» **TASK DETAILS**
Retrieve all lines below that have the string "ylabel".

────────

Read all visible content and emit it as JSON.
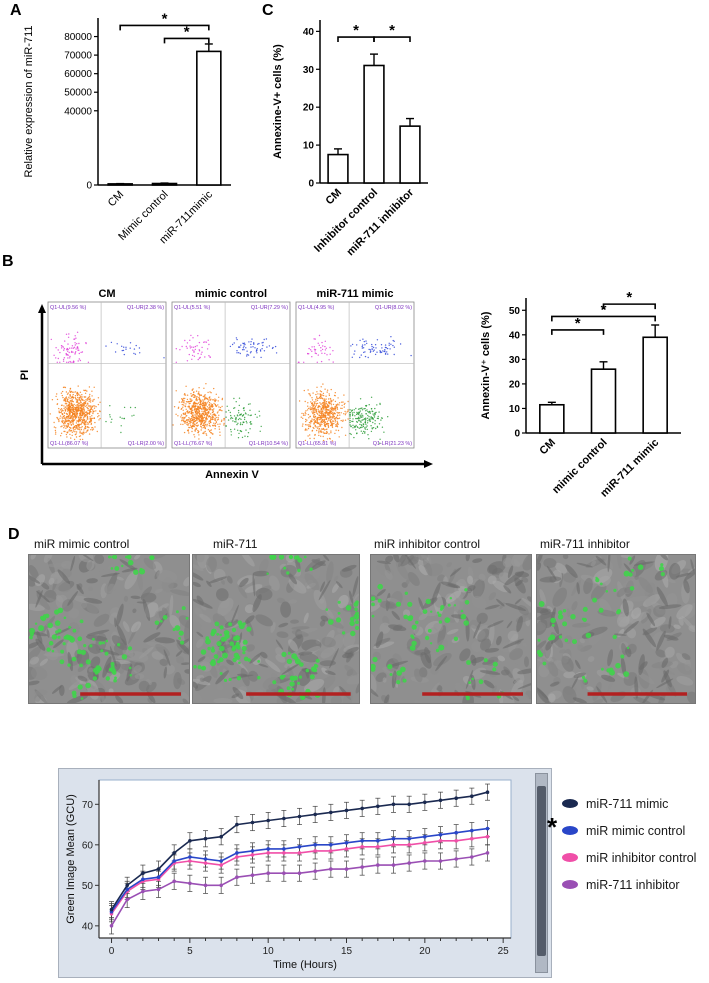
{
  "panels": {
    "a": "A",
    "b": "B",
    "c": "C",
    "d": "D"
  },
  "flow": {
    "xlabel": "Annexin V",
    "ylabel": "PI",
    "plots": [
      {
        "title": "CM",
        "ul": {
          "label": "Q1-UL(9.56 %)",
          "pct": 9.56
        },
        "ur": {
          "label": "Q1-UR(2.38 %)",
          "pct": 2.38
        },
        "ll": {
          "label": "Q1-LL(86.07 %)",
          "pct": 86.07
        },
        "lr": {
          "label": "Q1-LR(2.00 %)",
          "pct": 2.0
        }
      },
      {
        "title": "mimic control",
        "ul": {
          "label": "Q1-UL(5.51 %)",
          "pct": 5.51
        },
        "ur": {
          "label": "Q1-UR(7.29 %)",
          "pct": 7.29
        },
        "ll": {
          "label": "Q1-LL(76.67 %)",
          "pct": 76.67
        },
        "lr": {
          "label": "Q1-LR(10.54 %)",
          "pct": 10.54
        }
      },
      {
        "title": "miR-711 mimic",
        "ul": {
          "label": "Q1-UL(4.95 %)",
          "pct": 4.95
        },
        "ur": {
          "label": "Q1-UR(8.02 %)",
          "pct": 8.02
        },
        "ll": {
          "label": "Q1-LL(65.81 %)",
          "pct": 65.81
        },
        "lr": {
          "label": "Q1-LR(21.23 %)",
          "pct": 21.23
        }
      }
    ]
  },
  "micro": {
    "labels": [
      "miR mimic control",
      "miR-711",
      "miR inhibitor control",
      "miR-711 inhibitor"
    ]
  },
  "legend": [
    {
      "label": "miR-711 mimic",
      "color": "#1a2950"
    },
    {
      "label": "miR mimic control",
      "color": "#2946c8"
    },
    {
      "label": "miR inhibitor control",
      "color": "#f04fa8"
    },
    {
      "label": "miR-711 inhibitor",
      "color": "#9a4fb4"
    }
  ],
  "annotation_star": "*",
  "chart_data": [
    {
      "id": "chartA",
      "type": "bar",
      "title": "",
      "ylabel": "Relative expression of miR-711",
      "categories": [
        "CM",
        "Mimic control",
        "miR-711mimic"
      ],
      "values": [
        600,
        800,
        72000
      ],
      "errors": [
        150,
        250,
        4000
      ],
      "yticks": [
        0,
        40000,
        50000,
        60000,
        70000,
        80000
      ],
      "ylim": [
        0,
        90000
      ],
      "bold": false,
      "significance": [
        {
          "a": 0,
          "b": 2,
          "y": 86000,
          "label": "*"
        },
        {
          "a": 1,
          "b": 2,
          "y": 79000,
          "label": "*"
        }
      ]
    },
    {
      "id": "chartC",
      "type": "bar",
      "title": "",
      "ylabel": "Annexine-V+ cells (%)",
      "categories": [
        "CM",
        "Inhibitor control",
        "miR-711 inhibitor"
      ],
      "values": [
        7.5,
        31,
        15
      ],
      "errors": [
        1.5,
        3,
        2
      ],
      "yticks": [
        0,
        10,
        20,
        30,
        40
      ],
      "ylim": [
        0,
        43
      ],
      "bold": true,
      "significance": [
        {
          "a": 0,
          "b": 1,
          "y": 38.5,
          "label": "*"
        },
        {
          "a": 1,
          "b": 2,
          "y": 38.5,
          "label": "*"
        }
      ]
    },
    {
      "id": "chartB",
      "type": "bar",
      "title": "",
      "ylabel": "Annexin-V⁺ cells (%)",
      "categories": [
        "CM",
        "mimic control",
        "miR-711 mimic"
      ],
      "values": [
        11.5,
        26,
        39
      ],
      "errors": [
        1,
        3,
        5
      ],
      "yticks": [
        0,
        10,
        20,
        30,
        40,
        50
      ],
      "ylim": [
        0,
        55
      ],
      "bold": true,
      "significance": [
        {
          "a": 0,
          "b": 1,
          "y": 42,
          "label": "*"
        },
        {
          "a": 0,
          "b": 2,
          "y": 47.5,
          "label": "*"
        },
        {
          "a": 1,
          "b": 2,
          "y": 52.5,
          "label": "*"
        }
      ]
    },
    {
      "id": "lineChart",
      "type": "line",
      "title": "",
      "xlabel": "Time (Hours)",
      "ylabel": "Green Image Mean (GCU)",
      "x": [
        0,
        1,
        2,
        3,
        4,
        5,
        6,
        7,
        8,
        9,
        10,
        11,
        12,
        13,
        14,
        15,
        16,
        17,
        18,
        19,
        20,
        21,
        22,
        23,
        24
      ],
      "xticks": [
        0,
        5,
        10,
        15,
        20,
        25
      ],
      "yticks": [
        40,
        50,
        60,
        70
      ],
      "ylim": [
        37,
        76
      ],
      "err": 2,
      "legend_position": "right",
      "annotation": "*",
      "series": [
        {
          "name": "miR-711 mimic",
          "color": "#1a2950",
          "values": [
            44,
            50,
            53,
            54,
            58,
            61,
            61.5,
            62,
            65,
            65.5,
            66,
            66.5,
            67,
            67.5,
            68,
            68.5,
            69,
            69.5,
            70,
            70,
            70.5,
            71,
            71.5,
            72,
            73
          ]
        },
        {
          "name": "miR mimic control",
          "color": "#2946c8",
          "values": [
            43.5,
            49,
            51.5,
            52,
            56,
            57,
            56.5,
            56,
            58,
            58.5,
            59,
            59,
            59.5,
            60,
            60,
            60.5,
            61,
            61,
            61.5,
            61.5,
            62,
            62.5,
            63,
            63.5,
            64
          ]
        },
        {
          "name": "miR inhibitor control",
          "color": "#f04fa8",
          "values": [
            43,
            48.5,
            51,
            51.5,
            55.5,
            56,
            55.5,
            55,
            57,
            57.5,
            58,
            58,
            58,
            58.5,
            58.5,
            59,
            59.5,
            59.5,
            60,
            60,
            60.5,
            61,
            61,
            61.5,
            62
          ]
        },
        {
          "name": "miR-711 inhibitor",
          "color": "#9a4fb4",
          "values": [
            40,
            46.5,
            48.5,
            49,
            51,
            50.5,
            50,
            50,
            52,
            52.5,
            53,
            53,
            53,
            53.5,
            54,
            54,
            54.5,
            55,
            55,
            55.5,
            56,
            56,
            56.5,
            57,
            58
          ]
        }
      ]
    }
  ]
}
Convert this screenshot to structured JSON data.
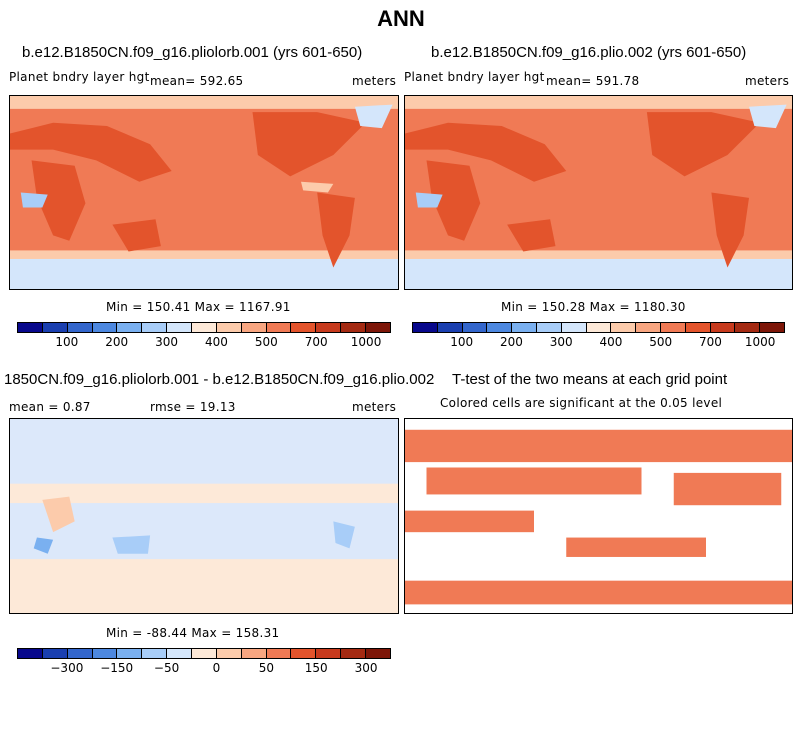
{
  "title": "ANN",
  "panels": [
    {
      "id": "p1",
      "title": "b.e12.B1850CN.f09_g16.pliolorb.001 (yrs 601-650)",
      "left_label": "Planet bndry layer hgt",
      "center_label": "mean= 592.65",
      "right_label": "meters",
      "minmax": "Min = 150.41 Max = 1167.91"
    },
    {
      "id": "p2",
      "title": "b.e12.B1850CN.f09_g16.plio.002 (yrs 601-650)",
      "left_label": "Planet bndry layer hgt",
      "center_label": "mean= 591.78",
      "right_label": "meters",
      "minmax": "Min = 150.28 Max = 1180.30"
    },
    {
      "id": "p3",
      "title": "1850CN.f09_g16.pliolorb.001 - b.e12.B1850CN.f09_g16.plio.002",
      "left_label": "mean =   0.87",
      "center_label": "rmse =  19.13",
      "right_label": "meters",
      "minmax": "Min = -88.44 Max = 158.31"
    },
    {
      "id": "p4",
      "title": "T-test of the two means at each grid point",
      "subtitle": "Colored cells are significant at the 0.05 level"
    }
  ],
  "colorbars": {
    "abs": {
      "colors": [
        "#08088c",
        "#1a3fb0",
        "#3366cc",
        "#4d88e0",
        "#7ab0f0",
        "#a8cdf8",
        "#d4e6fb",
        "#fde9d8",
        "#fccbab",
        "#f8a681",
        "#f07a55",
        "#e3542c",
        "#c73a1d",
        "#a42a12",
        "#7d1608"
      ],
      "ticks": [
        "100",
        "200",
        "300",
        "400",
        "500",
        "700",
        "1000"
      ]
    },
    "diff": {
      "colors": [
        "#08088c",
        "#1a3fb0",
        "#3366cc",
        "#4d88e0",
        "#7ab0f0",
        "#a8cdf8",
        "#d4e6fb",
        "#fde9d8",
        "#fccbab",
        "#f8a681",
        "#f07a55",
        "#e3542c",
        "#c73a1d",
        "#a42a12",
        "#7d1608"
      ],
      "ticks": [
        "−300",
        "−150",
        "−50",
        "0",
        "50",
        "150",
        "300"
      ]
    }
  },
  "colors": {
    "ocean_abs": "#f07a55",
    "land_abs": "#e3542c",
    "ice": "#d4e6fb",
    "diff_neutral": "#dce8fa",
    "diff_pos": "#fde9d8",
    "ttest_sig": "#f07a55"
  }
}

────────

» **ANSWER**
    "ylabel": "PI",
      "ylabel": "Relative expression of miR-711",
      "ylabel": "Annexine-V+ cells (%)",
      "ylabel": "Annexin-V⁺ cells (%)",
      "ylabel": "Green Image Mean (GCU)",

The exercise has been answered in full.